▶ **PROBLEM STATEMENT**: Give as output the line that contains "What does this", followed by every remaining line of the entries, unchanged and with nothing added.

▶ **SUPPLIED ENTRIES**:
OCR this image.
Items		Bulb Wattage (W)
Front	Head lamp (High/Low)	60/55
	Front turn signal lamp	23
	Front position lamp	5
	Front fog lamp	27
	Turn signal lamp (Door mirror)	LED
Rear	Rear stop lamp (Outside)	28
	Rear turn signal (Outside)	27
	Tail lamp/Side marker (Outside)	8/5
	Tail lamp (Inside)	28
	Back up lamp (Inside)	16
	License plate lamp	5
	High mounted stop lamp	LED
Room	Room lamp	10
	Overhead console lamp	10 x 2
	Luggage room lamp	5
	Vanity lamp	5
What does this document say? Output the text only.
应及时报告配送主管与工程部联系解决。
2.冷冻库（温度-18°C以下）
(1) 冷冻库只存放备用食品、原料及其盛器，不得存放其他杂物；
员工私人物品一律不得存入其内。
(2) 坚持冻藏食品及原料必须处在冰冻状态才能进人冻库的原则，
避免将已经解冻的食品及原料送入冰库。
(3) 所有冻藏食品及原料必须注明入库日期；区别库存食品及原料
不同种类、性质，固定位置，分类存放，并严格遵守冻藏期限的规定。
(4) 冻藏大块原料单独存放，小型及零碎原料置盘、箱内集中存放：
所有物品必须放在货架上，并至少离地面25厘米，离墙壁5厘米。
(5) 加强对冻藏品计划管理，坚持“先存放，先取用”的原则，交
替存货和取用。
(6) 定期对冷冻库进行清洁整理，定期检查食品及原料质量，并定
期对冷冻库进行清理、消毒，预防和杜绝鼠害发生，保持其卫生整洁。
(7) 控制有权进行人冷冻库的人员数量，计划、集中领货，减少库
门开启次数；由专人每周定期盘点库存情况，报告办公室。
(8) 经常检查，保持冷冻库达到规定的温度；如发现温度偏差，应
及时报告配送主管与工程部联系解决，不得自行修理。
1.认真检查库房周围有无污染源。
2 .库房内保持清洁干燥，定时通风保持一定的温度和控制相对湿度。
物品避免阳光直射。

▶ **FULL RESPONSE**:
What does this document say? Output the text only.
应及时报告配送主管与工程部联系解决。
2.冷冻库（温度-18°C以下）
(1) 冷冻库只存放备用食品、原料及其盛器，不得存放其他杂物；
员工私人物品一律不得存入其内。
(2) 坚持冻藏食品及原料必须处在冰冻状态才能进人冻库的原则，
避免将已经解冻的食品及原料送入冰库。
(3) 所有冻藏食品及原料必须注明入库日期；区别库存食品及原料
不同种类、性质，固定位置，分类存放，并严格遵守冻藏期限的规定。
(4) 冻藏大块原料单独存放，小型及零碎原料置盘、箱内集中存放：
所有物品必须放在货架上，并至少离地面25厘米，离墙壁5厘米。
(5) 加强对冻藏品计划管理，坚持“先存放，先取用”的原则，交
替存货和取用。
(6) 定期对冷冻库进行清洁整理，定期检查食品及原料质量，并定
期对冷冻库进行清理、消毒，预防和杜绝鼠害发生，保持其卫生整洁。
(7) 控制有权进行人冷冻库的人员数量，计划、集中领货，减少库
门开启次数；由专人每周定期盘点库存情况，报告办公室。
(8) 经常检查，保持冷冻库达到规定的温度；如发现温度偏差，应
及时报告配送主管与工程部联系解决，不得自行修理。
1.认真检查库房周围有无污染源。
2 .库房内保持清洁干燥，定时通风保持一定的温度和控制相对湿度。
物品避免阳光直射。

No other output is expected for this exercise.